### PROMPT 1
Rewrite the paragraph of the court decision that begins "On November 25, 1983, Philippine Banking Corporation" as a short list, keeping its main facts.
### PROMPT 2
Please say whether each statement agrees with the court decision, answering yes or no and quoting the words of the court decision that settle it: (a) The promissory note fell due on August 9, 1984. (b) Interest on the note was payable semi-annually. (c) The complaint was heard before Branch 136 of the Regional Trial Court of Makati.
### PROMPT 3
Carry on the court decision about the promissory note collection case from the point where its text stops.

### PROVIDED PASSAGE
###
[G.R. No. 76276. February 15, 1999]
ASIAN TRADING CORPORATION, MIGUEL L. ROMERO AND EDCEL C. LAGMAN, petitioners, vs. HON. COURT OF APPEALS, Eight Division AND PHILIPPINE BANKING CORPORATION, respondents.
D E C I S I O N
Petition for Review on Certiorari seeking to reverse the Decision of the Court of Appeals dated September 17, 1986, and the Order, dated October 14, 1986, denying the motion for reconsideration of said Decision, in CA-GR SP No. 06882.
The fact that matter are, as follows:
On November 25, 1983, Philippine Banking Corporation (Bank) filed a Complaint against the petitioners, which was later amended, for the collection of the sum of P2,700,000.00 plus interest and attorney’s fees. Docketed as Civil Case No. 5775 before Branch 136 of the Regional Trial Court of Makati, the said complaint alleged inter alia, that:
“That basis of the action is a Promissory note executed by the petitioner on July 9, 1982, which contained the following terms and conditions:
“1. Date of promissory note; July 9, 1982
“2. Due Date: August 9, 1984
“3. Terms of Payment:
Principal payable semi-annually
Interest payable quarterly
“4. Acceleration Clause;
Upon default of payment of any installment when due or in case I/we fail to pay any other obligations which I/we or any of us may now or in the future owe to the Bank or to any other creditor whatsoever, whether as principal(s) or as guarantor(s) then the entire principal of this note including all other amounts agreed on at the option of the bank and without prior notice or demand shall immediately become due and demandable.
###
### Data excerpts
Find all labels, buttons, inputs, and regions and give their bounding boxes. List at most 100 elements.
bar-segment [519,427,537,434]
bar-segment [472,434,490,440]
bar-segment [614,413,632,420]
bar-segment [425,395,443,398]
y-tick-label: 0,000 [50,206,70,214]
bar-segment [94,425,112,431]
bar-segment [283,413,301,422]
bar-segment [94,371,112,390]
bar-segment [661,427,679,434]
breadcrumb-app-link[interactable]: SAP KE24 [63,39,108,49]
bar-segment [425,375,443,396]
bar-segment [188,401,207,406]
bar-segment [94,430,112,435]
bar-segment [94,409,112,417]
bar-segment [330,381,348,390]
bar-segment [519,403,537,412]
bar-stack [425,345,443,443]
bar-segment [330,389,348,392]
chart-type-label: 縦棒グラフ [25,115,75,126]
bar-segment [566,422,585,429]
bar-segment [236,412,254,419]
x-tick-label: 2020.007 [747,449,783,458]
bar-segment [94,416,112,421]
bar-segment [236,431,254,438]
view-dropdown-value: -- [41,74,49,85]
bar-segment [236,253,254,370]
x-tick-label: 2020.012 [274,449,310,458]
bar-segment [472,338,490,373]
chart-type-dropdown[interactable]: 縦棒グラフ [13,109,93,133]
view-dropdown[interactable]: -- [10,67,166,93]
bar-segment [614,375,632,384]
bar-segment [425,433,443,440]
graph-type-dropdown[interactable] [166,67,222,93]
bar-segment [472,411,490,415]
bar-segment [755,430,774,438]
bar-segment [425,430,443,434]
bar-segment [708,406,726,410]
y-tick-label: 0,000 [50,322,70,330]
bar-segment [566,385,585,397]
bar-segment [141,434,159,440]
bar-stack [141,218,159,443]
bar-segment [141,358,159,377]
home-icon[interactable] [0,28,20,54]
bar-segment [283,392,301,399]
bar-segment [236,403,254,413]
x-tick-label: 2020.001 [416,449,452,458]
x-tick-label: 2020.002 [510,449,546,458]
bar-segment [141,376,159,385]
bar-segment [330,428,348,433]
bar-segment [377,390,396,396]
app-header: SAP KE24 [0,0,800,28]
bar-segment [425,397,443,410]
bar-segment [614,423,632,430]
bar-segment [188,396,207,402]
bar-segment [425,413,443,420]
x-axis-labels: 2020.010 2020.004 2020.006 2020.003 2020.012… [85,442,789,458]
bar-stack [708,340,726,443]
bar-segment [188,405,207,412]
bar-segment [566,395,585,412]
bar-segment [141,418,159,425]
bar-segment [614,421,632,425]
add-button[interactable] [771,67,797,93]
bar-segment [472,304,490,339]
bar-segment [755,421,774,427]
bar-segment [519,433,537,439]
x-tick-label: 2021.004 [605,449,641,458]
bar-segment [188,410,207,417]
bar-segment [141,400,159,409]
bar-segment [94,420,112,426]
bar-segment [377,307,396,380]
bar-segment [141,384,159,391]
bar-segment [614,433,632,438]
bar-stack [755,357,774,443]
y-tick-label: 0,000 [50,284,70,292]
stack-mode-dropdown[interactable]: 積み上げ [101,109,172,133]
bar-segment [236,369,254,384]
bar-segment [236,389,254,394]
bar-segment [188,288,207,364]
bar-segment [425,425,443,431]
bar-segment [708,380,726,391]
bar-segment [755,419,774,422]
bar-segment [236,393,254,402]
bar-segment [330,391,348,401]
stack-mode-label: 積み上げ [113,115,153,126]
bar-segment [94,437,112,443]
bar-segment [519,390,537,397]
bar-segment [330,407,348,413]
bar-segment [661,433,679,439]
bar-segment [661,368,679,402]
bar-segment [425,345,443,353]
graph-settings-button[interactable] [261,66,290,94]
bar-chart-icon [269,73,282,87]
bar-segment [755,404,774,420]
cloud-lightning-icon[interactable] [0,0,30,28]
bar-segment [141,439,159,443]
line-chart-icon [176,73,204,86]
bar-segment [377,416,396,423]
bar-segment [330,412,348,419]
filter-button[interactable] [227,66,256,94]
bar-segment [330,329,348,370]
###
### RESPONSE 1
- Date filed: November 25, 1983
- Filed by: Philippine Banking Corporation (Bank)
- Filed against: the petitioners
- Type: a complaint, later amended
- Purpose: collection of P2,700,000.00 plus interest and attorney's fees
- Docket: Civil Case No. 5775
- Court: Branch 136 of the Regional Trial Court of Makati

### RESPONSE 2
(a) Yes: "Due Date: August 9, 1984"
(b) No: "Interest payable quarterly"
(c) Yes: "Docketed as Civil Case No. 5775 before Branch 136 of the Regional Trial Court of Makati"

### RESPONSE 3
“5. Attorney’s fees in the sum equivalent to 25% of the total amount due in case of suit.”
The bank theorized that since petitioners failed to pay the first and second installments of their obligation which fell due on January 9, 1983 and July 9, 1983, respectively, the entire amount of P2,700,000.00 became due and demandable under the acceleration clause of the promissory note sued upon.
In their answer, petitioners placed reliance on the affirmative defenses, that:
“6. Under the terms of the promissory Note No. 1141-82 the term of payment is as follows: “Principal payable semi-annually and interest payable quarterly”. However, defendants and plaintiff agreed that the payments on said loan shall start from the time the said promissory note becomes due, i.e. August 9, 1984.
“7. Since the due date August 9, 1984 has not yet arrived, the complaint in the above-entitled case is clearly premature and without basis.”
After the Bank has adduced evidence and rested its case, petitioners interposed a demurrer to evidence on the ground that the obligation in question was not yet due and demandable, as it fell due only on August 9, 1984, after the case was instituted.
On July 25, 1985, the trial court denied the Demurrer to evidence and rendered judgement in favor of the Bank.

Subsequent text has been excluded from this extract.